__REQUIREMENTS__.
Every line of the listing must be reproduced as it stands. Leave the images behind.

__RECORDS SUPPLIED__.
----------------
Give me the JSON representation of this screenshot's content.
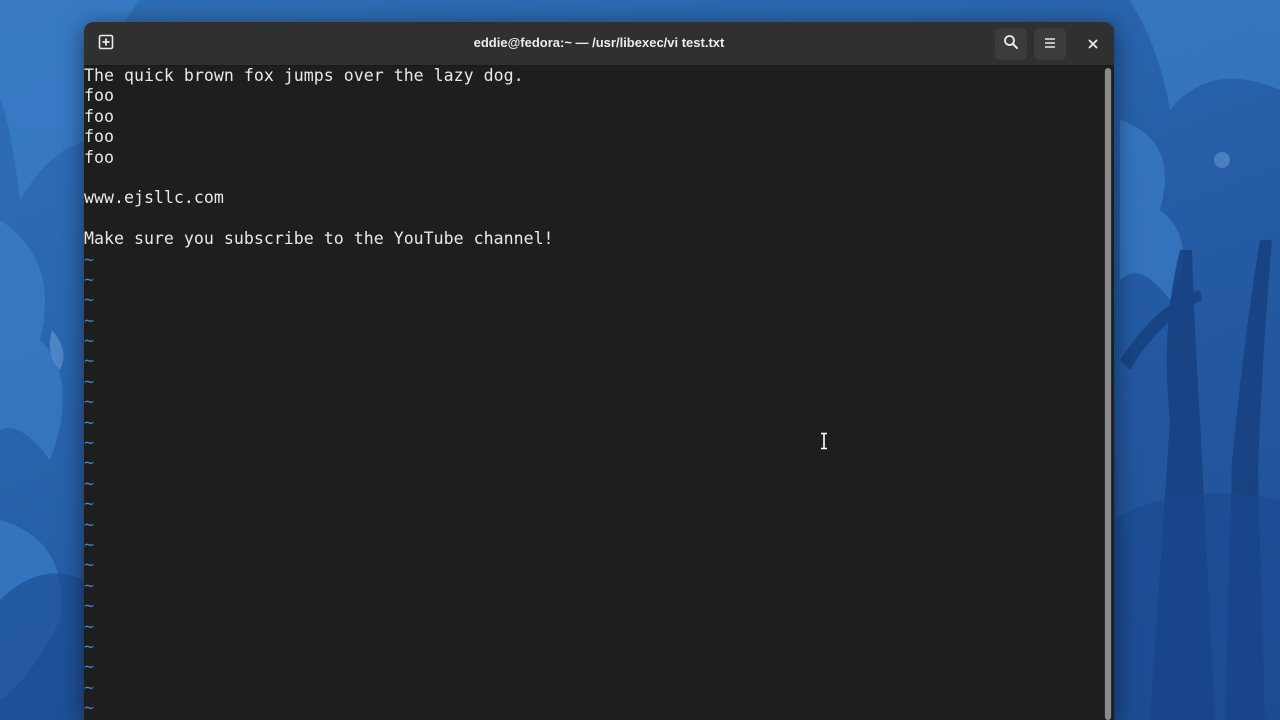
{
  "window": {
    "title": "eddie@fedora:~ — /usr/libexec/vi test.txt"
  },
  "titlebar": {
    "new_tab_icon": "new-tab-icon",
    "search_icon": "search-icon",
    "menu_icon": "hamburger-menu-icon",
    "close_icon": "close-icon"
  },
  "editor": {
    "lines": [
      "The quick brown fox jumps over the lazy dog.",
      "foo",
      "foo",
      "foo",
      "foo",
      "",
      "www.ejsllc.com",
      "",
      "Make sure you subscribe to the YouTube channel!"
    ],
    "empty_line_marker": "~",
    "empty_line_count": 23
  },
  "colors": {
    "terminal_bg": "#1e1e1e",
    "text": "#e8e8e8",
    "tilde": "#4a7fc9",
    "titlebar": "#303030",
    "wallpaper": "#2a66b0"
  }
}
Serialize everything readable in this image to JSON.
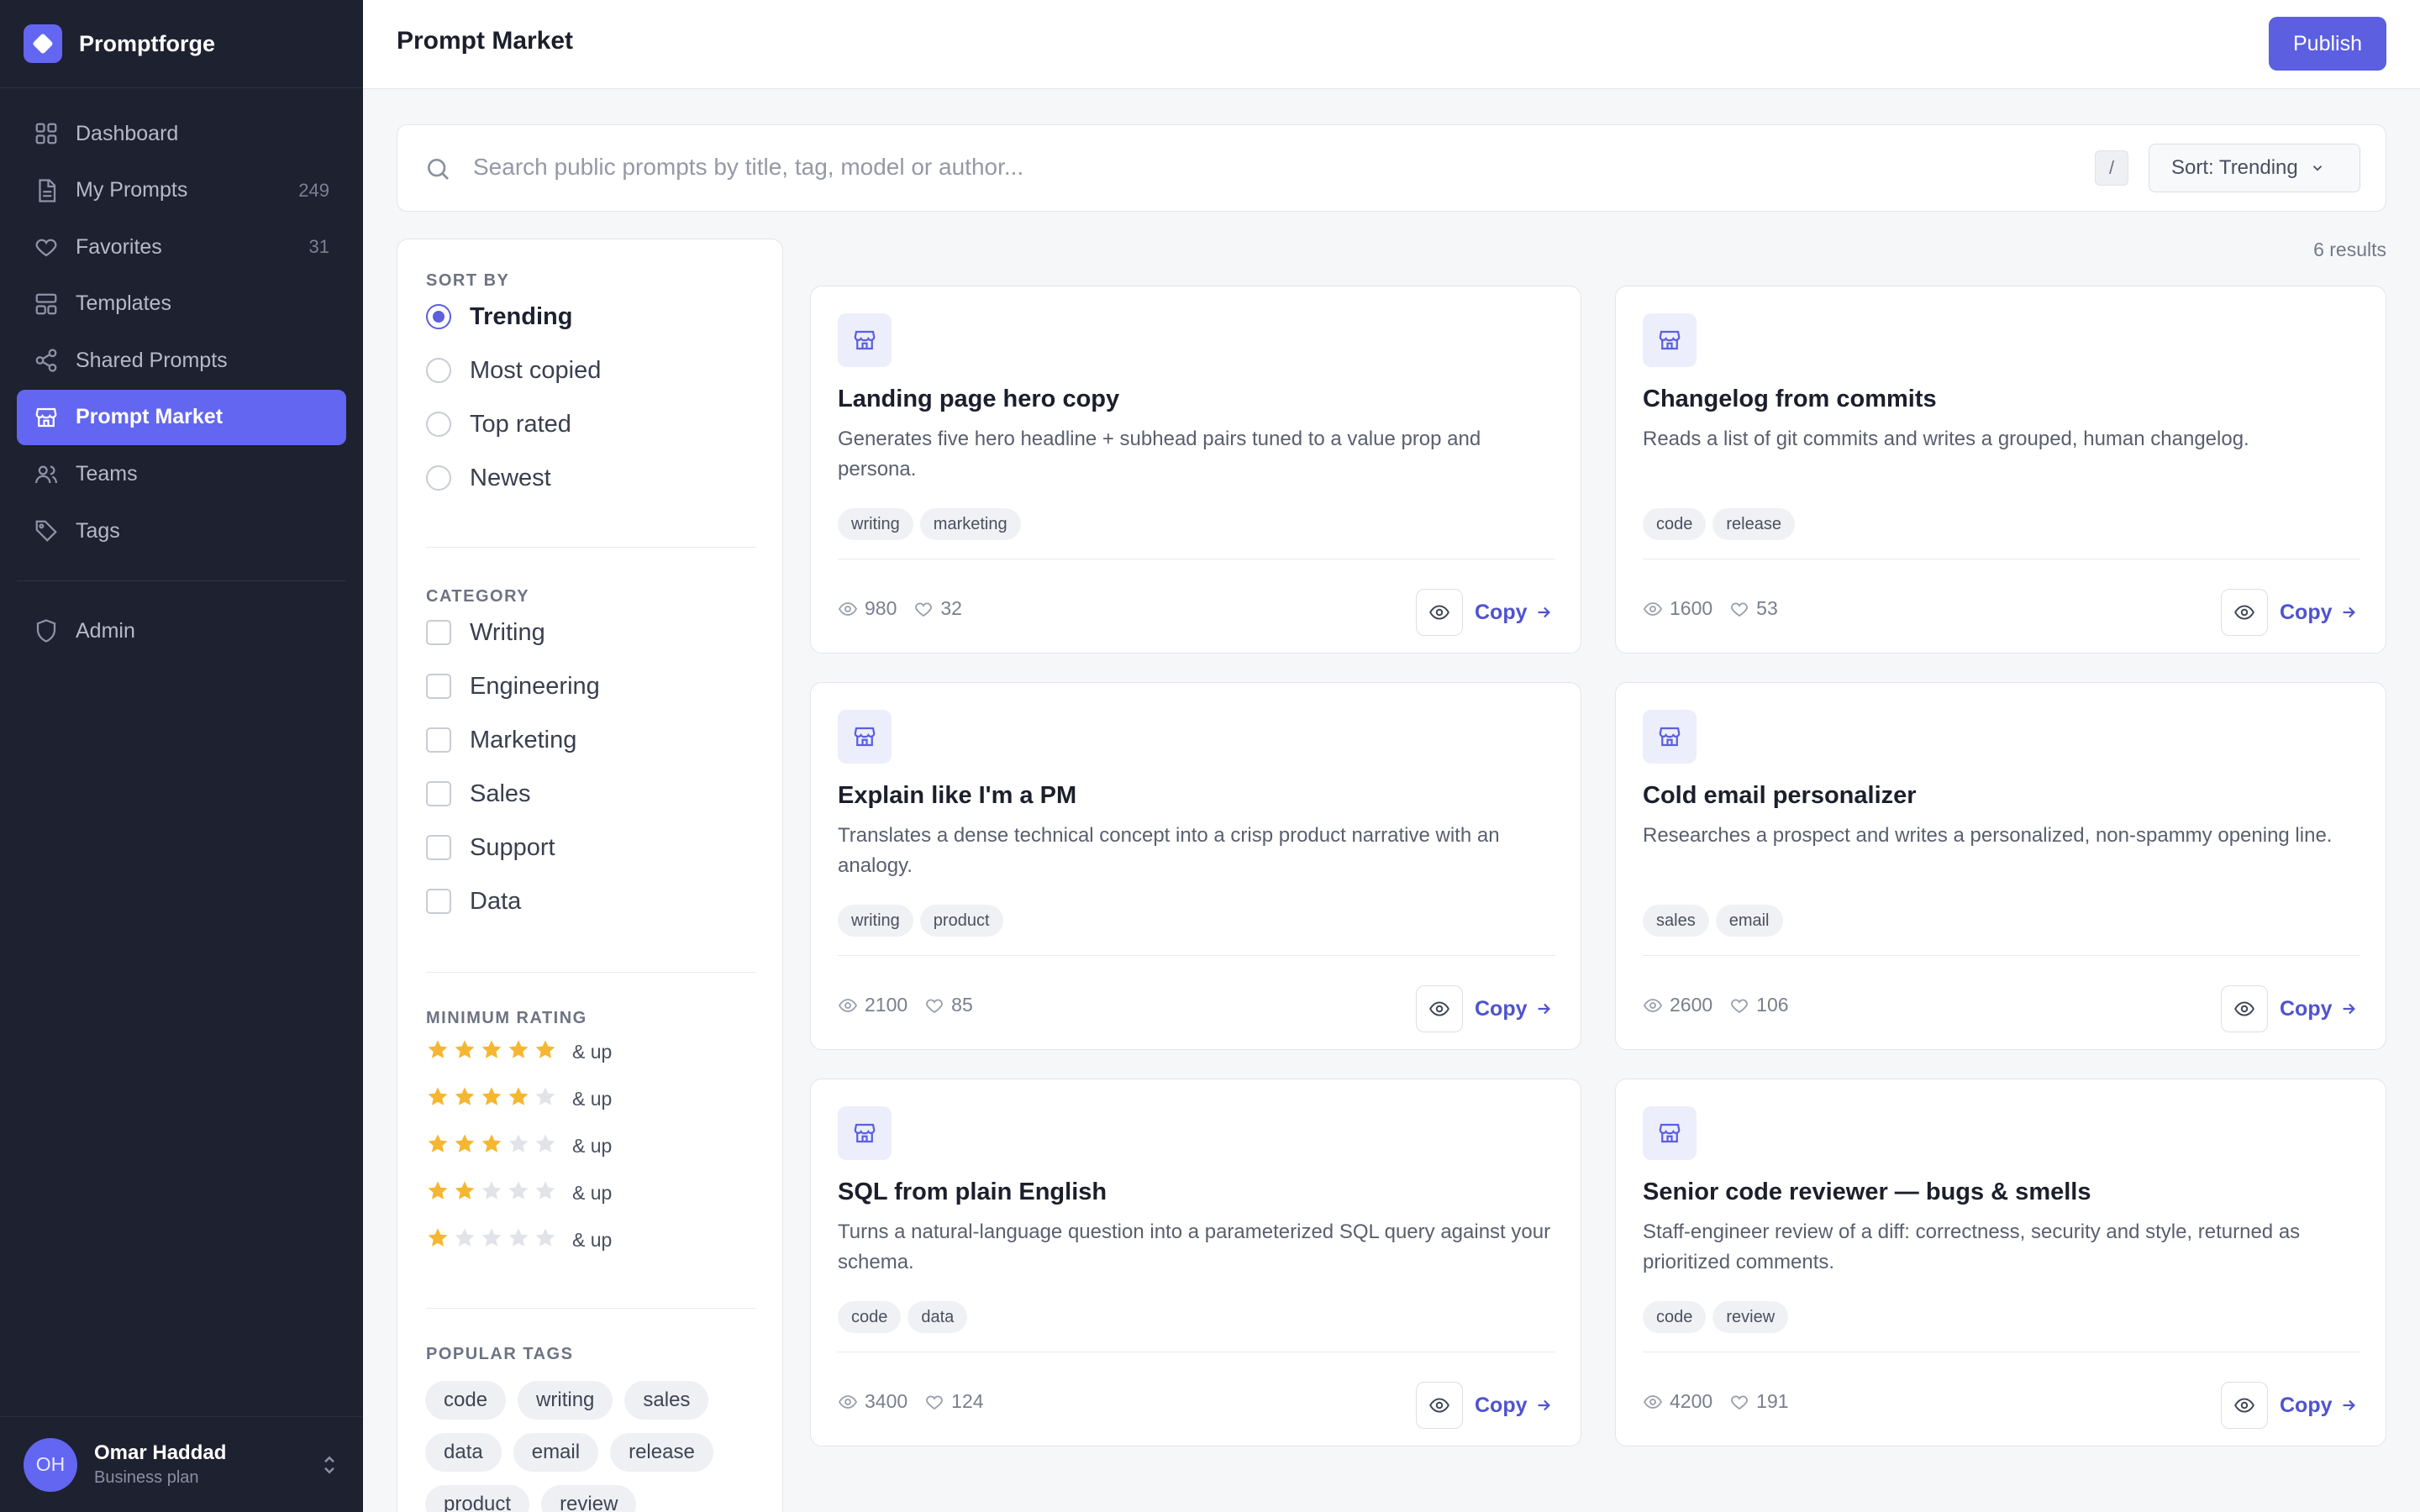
{
  "app": {
    "name": "Promptforge"
  },
  "sidebar": {
    "items": [
      {
        "label": "Dashboard",
        "count": ""
      },
      {
        "label": "My Prompts",
        "count": "249"
      },
      {
        "label": "Favorites",
        "count": "31"
      },
      {
        "label": "Templates",
        "count": ""
      },
      {
        "label": "Shared Prompts",
        "count": ""
      },
      {
        "label": "Prompt Market",
        "count": "",
        "active": true
      },
      {
        "label": "Teams",
        "count": ""
      },
      {
        "label": "Tags",
        "count": ""
      }
    ],
    "admin": {
      "label": "Admin"
    },
    "user": {
      "initials": "OH",
      "name": "Omar Haddad",
      "plan": "Business plan"
    }
  },
  "header": {
    "title": "Prompt Market",
    "publish_label": "Publish"
  },
  "search": {
    "placeholder": "Search public prompts by title, tag, model or author...",
    "shortcut": "/",
    "sort_label": "Sort: Trending"
  },
  "filters": {
    "sort_title": "SORT BY",
    "sort_options": [
      "Trending",
      "Most copied",
      "Top rated",
      "Newest"
    ],
    "sort_selected": "Trending",
    "category_title": "CATEGORY",
    "categories": [
      "Writing",
      "Engineering",
      "Marketing",
      "Sales",
      "Support",
      "Data"
    ],
    "rating_title": "MINIMUM RATING",
    "rating_suffix": "& up",
    "ratings": [
      5,
      4,
      3,
      2,
      1
    ],
    "tags_title": "POPULAR TAGS",
    "tags": [
      "code",
      "writing",
      "sales",
      "data",
      "email",
      "release",
      "product",
      "review"
    ]
  },
  "results": {
    "count_label": "6 results",
    "copy_label": "Copy",
    "cards": [
      {
        "title": "Landing page hero copy",
        "desc": "Generates five hero headline + subhead pairs tuned to a value prop and persona.",
        "tags": [
          "writing",
          "marketing"
        ],
        "views": "980",
        "likes": "32"
      },
      {
        "title": "Changelog from commits",
        "desc": "Reads a list of git commits and writes a grouped, human changelog.",
        "tags": [
          "code",
          "release"
        ],
        "views": "1600",
        "likes": "53"
      },
      {
        "title": "Explain like I'm a PM",
        "desc": "Translates a dense technical concept into a crisp product narrative with an analogy.",
        "tags": [
          "writing",
          "product"
        ],
        "views": "2100",
        "likes": "85"
      },
      {
        "title": "Cold email personalizer",
        "desc": "Researches a prospect and writes a personalized, non-spammy opening line.",
        "tags": [
          "sales",
          "email"
        ],
        "views": "2600",
        "likes": "106"
      },
      {
        "title": "SQL from plain English",
        "desc": "Turns a natural-language question into a parameterized SQL query against your schema.",
        "tags": [
          "code",
          "data"
        ],
        "views": "3400",
        "likes": "124"
      },
      {
        "title": "Senior code reviewer — bugs & smells",
        "desc": "Staff-engineer review of a diff: correctness, security and style, returned as prioritized comments.",
        "tags": [
          "code",
          "review"
        ],
        "views": "4200",
        "likes": "191"
      }
    ]
  },
  "colors": {
    "accent": "#5b5fe0",
    "sidebar_bg": "#1e2130",
    "star": "#f5b731",
    "star_empty": "#e1e3e8"
  },
  "icons": {
    "nav": [
      "grid-icon",
      "document-icon",
      "heart-icon",
      "template-icon",
      "share-icon",
      "store-icon",
      "users-icon",
      "tag-icon"
    ],
    "admin": "shield-icon",
    "card": "store-icon"
  }
}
----------------
__EXERCISE RESPONSE__.
Give me the JSON representation of this screenshot's content.
{
  "window": {
    "title": "eddie@fedora:~ — /usr/libexec/vi test.txt"
  },
  "titlebar": {
    "new_tab_icon": "new-tab-icon",
    "search_icon": "search-icon",
    "menu_icon": "hamburger-menu-icon",
    "close_icon": "close-icon"
  },
  "editor": {
    "lines": [
      "The quick brown fox jumps over the lazy dog.",
      "foo",
      "foo",
      "foo",
      "foo",
      "",
      "www.ejsllc.com",
      "",
      "Make sure you subscribe to the YouTube channel!"
    ],
    "empty_line_marker": "~",
    "empty_line_count": 23
  },
  "colors": {
    "terminal_bg": "#1e1e1e",
    "text": "#e8e8e8",
    "tilde": "#4a7fc9",
    "titlebar": "#303030",
    "wallpaper": "#2a66b0"
  }
}
Serialize everything readable in this image to JSON.
{
  "app": {
    "name": "Promptforge"
  },
  "sidebar": {
    "items": [
      {
        "label": "Dashboard",
        "count": ""
      },
      {
        "label": "My Prompts",
        "count": "249"
      },
      {
        "label": "Favorites",
        "count": "31"
      },
      {
        "label": "Templates",
        "count": ""
      },
      {
        "label": "Shared Prompts",
        "count": ""
      },
      {
        "label": "Prompt Market",
        "count": "",
        "active": true
      },
      {
        "label": "Teams",
        "count": ""
      },
      {
        "label": "Tags",
        "count": ""
      }
    ],
    "admin": {
      "label": "Admin"
    },
    "user": {
      "initials": "OH",
      "name": "Omar Haddad",
      "plan": "Business plan"
    }
  },
  "header": {
    "title": "Prompt Market",
    "publish_label": "Publish"
  },
  "search": {
    "placeholder": "Search public prompts by title, tag, model or author...",
    "shortcut": "/",
    "sort_label": "Sort: Trending"
  },
  "filters": {
    "sort_title": "SORT BY",
    "sort_options": [
      "Trending",
      "Most copied",
      "Top rated",
      "Newest"
    ],
    "sort_selected": "Trending",
    "category_title": "CATEGORY",
    "categories": [
      "Writing",
      "Engineering",
      "Marketing",
      "Sales",
      "Support",
      "Data"
    ],
    "rating_title": "MINIMUM RATING",
    "rating_suffix": "& up",
    "ratings": [
      5,
      4,
      3,
      2,
      1
    ],
    "tags_title": "POPULAR TAGS",
    "tags": [
      "code",
      "writing",
      "sales",
      "data",
      "email",
      "release",
      "product",
      "review"
    ]
  },
  "results": {
    "count_label": "6 results",
    "copy_label": "Copy",
    "cards": [
      {
        "title": "Landing page hero copy",
        "desc": "Generates five hero headline + subhead pairs tuned to a value prop and persona.",
        "tags": [
          "writing",
          "marketing"
        ],
        "views": "980",
        "likes": "32"
      },
      {
        "title": "Changelog from commits",
        "desc": "Reads a list of git commits and writes a grouped, human changelog.",
        "tags": [
          "code",
          "release"
        ],
        "views": "1600",
        "likes": "53"
      },
      {
        "title": "Explain like I'm a PM",
        "desc": "Translates a dense technical concept into a crisp product narrative with an analogy.",
        "tags": [
          "writing",
          "product"
        ],
        "views": "2100",
        "likes": "85"
      },
      {
        "title": "Cold email personalizer",
        "desc": "Researches a prospect and writes a personalized, non-spammy opening line.",
        "tags": [
          "sales",
          "email"
        ],
        "views": "2600",
        "likes": "106"
      },
      {
        "title": "SQL from plain English",
        "desc": "Turns a natural-language question into a parameterized SQL query against your schema.",
        "tags": [
          "code",
          "data"
        ],
        "views": "3400",
        "likes": "124"
      },
      {
        "title": "Senior code reviewer — bugs & smells",
        "desc": "Staff-engineer review of a diff: correctness, security and style, returned as prioritized comments.",
        "tags": [
          "code",
          "review"
        ],
        "views": "4200",
        "likes": "191"
      }
    ]
  },
  "colors": {
    "accent": "#5b5fe0",
    "sidebar_bg": "#1e2130",
    "star": "#f5b731",
    "star_empty": "#e1e3e8"
  },
  "icons": {
    "nav": [
      "grid-icon",
      "document-icon",
      "heart-icon",
      "template-icon",
      "share-icon",
      "store-icon",
      "users-icon",
      "tag-icon"
    ],
    "admin": "shield-icon",
    "card": "store-icon"
  }
}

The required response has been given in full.